| Working data |

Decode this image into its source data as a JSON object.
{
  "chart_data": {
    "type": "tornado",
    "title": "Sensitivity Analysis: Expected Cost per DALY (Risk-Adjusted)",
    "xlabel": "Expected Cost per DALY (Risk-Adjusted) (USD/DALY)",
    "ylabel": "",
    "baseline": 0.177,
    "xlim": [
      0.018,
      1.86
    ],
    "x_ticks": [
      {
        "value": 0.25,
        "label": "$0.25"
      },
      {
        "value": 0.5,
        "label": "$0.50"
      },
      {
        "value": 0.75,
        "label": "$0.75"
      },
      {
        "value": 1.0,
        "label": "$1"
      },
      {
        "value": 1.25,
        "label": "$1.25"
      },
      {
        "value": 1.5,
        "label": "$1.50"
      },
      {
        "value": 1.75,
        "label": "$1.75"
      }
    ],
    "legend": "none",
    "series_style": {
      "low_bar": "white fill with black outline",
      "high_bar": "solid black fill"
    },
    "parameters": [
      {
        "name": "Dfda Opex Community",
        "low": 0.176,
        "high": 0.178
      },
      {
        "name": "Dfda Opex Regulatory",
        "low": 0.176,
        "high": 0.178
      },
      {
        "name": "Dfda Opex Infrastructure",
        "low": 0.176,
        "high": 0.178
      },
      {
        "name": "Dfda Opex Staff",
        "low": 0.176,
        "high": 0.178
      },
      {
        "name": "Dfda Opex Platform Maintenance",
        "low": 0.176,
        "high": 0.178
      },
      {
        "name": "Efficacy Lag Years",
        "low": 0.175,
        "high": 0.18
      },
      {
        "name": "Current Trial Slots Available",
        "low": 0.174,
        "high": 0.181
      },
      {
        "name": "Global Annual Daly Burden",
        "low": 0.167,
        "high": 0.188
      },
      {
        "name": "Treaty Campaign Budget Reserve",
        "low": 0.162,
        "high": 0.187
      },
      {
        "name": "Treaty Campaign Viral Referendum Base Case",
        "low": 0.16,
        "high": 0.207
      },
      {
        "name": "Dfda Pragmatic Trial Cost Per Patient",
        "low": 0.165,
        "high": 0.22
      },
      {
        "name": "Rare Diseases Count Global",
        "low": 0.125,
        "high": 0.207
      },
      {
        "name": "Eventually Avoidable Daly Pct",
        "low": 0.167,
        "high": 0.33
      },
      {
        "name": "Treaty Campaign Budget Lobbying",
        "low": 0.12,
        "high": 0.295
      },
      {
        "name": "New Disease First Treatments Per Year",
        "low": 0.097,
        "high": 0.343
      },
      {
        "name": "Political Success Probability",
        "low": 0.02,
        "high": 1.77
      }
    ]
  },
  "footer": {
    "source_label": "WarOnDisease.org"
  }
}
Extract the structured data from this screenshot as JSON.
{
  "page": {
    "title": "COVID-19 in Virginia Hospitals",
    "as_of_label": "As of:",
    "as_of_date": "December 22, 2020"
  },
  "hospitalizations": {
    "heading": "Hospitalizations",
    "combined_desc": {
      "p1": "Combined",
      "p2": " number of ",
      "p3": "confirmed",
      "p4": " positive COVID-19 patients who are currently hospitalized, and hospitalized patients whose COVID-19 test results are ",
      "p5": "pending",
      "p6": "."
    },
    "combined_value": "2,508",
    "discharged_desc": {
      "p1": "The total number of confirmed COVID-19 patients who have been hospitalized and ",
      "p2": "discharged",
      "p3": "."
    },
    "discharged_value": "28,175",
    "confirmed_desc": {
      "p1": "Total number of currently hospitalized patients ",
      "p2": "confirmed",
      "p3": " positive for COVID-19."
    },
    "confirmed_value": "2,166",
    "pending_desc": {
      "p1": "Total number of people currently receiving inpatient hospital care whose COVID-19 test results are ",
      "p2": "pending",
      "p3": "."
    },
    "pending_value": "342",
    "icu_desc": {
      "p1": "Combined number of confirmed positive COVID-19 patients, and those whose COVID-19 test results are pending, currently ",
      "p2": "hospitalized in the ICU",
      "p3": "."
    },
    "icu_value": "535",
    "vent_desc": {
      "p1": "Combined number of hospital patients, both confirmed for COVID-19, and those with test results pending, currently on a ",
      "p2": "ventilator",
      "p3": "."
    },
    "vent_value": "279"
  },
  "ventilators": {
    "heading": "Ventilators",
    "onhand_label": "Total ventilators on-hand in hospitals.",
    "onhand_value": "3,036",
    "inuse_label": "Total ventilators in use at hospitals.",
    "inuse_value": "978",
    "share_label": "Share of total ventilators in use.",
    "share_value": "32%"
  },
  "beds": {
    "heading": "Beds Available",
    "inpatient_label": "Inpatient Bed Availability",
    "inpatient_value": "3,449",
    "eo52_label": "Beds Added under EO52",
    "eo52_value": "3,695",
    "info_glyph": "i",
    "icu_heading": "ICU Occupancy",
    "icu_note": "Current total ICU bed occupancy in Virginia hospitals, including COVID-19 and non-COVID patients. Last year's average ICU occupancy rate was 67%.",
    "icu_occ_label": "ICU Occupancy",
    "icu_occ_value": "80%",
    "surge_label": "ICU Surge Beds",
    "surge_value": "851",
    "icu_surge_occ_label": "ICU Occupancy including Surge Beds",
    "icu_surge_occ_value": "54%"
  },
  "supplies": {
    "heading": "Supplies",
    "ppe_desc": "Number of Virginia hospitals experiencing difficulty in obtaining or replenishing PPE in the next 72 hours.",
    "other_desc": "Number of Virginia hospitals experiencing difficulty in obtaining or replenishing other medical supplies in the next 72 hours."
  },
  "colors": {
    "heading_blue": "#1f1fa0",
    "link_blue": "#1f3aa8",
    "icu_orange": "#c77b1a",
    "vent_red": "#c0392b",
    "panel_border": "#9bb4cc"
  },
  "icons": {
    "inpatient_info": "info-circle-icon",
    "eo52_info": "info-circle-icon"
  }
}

| Exercise directions |
The whole listing above should be output again exactly.

| Task answer |
Decode this image into its source data as a JSON object.
{
  "chart_data": {
    "type": "tornado",
    "title": "Sensitivity Analysis: Expected Cost per DALY (Risk-Adjusted)",
    "xlabel": "Expected Cost per DALY (Risk-Adjusted) (USD/DALY)",
    "ylabel": "",
    "baseline": 0.177,
    "xlim": [
      0.018,
      1.86
    ],
    "x_ticks": [
      {
        "value": 0.25,
        "label": "$0.25"
      },
      {
        "value": 0.5,
        "label": "$0.50"
      },
      {
        "value": 0.75,
        "label": "$0.75"
      },
      {
        "value": 1.0,
        "label": "$1"
      },
      {
        "value": 1.25,
        "label": "$1.25"
      },
      {
        "value": 1.5,
        "label": "$1.50"
      },
      {
        "value": 1.75,
        "label": "$1.75"
      }
    ],
    "legend": "none",
    "series_style": {
      "low_bar": "white fill with black outline",
      "high_bar": "solid black fill"
    },
    "parameters": [
      {
        "name": "Dfda Opex Community",
        "low": 0.176,
        "high": 0.178
      },
      {
        "name": "Dfda Opex Regulatory",
        "low": 0.176,
        "high": 0.178
      },
      {
        "name": "Dfda Opex Infrastructure",
        "low": 0.176,
        "high": 0.178
      },
      {
        "name": "Dfda Opex Staff",
        "low": 0.176,
        "high": 0.178
      },
      {
        "name": "Dfda Opex Platform Maintenance",
        "low": 0.176,
        "high": 0.178
      },
      {
        "name": "Efficacy Lag Years",
        "low": 0.175,
        "high": 0.18
      },
      {
        "name": "Current Trial Slots Available",
        "low": 0.174,
        "high": 0.181
      },
      {
        "name": "Global Annual Daly Burden",
        "low": 0.167,
        "high": 0.188
      },
      {
        "name": "Treaty Campaign Budget Reserve",
        "low": 0.162,
        "high": 0.187
      },
      {
        "name": "Treaty Campaign Viral Referendum Base Case",
        "low": 0.16,
        "high": 0.207
      },
      {
        "name": "Dfda Pragmatic Trial Cost Per Patient",
        "low": 0.165,
        "high": 0.22
      },
      {
        "name": "Rare Diseases Count Global",
        "low": 0.125,
        "high": 0.207
      },
      {
        "name": "Eventually Avoidable Daly Pct",
        "low": 0.167,
        "high": 0.33
      },
      {
        "name": "Treaty Campaign Budget Lobbying",
        "low": 0.12,
        "high": 0.295
      },
      {
        "name": "New Disease First Treatments Per Year",
        "low": 0.097,
        "high": 0.343
      },
      {
        "name": "Political Success Probability",
        "low": 0.02,
        "high": 1.77
      }
    ]
  },
  "footer": {
    "source_label": "WarOnDisease.org"
  }
}
Extract the structured data from this screenshot as JSON.
{
  "page": {
    "title": "COVID-19 in Virginia Hospitals",
    "as_of_label": "As of:",
    "as_of_date": "December 22, 2020"
  },
  "hospitalizations": {
    "heading": "Hospitalizations",
    "combined_desc": {
      "p1": "Combined",
      "p2": " number of ",
      "p3": "confirmed",
      "p4": " positive COVID-19 patients who are currently hospitalized, and hospitalized patients whose COVID-19 test results are ",
      "p5": "pending",
      "p6": "."
    },
    "combined_value": "2,508",
    "discharged_desc": {
      "p1": "The total number of confirmed COVID-19 patients who have been hospitalized and ",
      "p2": "discharged",
      "p3": "."
    },
    "discharged_value": "28,175",
    "confirmed_desc": {
      "p1": "Total number of currently hospitalized patients ",
      "p2": "confirmed",
      "p3": " positive for COVID-19."
    },
    "confirmed_value": "2,166",
    "pending_desc": {
      "p1": "Total number of people currently receiving inpatient hospital care whose COVID-19 test results are ",
      "p2": "pending",
      "p3": "."
    },
    "pending_value": "342",
    "icu_desc": {
      "p1": "Combined number of confirmed positive COVID-19 patients, and those whose COVID-19 test results are pending, currently ",
      "p2": "hospitalized in the ICU",
      "p3": "."
    },
    "icu_value": "535",
    "vent_desc": {
      "p1": "Combined number of hospital patients, both confirmed for COVID-19, and those with test results pending, currently on a ",
      "p2": "ventilator",
      "p3": "."
    },
    "vent_value": "279"
  },
  "ventilators": {
    "heading": "Ventilators",
    "onhand_label": "Total ventilators on-hand in hospitals.",
    "onhand_value": "3,036",
    "inuse_label": "Total ventilators in use at hospitals.",
    "inuse_value": "978",
    "share_label": "Share of total ventilators in use.",
    "share_value": "32%"
  },
  "beds": {
    "heading": "Beds Available",
    "inpatient_label": "Inpatient Bed Availability",
    "inpatient_value": "3,449",
    "eo52_label": "Beds Added under EO52",
    "eo52_value": "3,695",
    "info_glyph": "i",
    "icu_heading": "ICU Occupancy",
    "icu_note": "Current total ICU bed occupancy in Virginia hospitals, including COVID-19 and non-COVID patients. Last year's average ICU occupancy rate was 67%.",
    "icu_occ_label": "ICU Occupancy",
    "icu_occ_value": "80%",
    "surge_label": "ICU Surge Beds",
    "surge_value": "851",
    "icu_surge_occ_label": "ICU Occupancy including Surge Beds",
    "icu_surge_occ_value": "54%"
  },
  "supplies": {
    "heading": "Supplies",
    "ppe_desc": "Number of Virginia hospitals experiencing difficulty in obtaining or replenishing PPE in the next 72 hours.",
    "other_desc": "Number of Virginia hospitals experiencing difficulty in obtaining or replenishing other medical supplies in the next 72 hours."
  },
  "colors": {
    "heading_blue": "#1f1fa0",
    "link_blue": "#1f3aa8",
    "icu_orange": "#c77b1a",
    "vent_red": "#c0392b",
    "panel_border": "#9bb4cc"
  },
  "icons": {
    "inpatient_info": "info-circle-icon",
    "eo52_info": "info-circle-icon"
  }
}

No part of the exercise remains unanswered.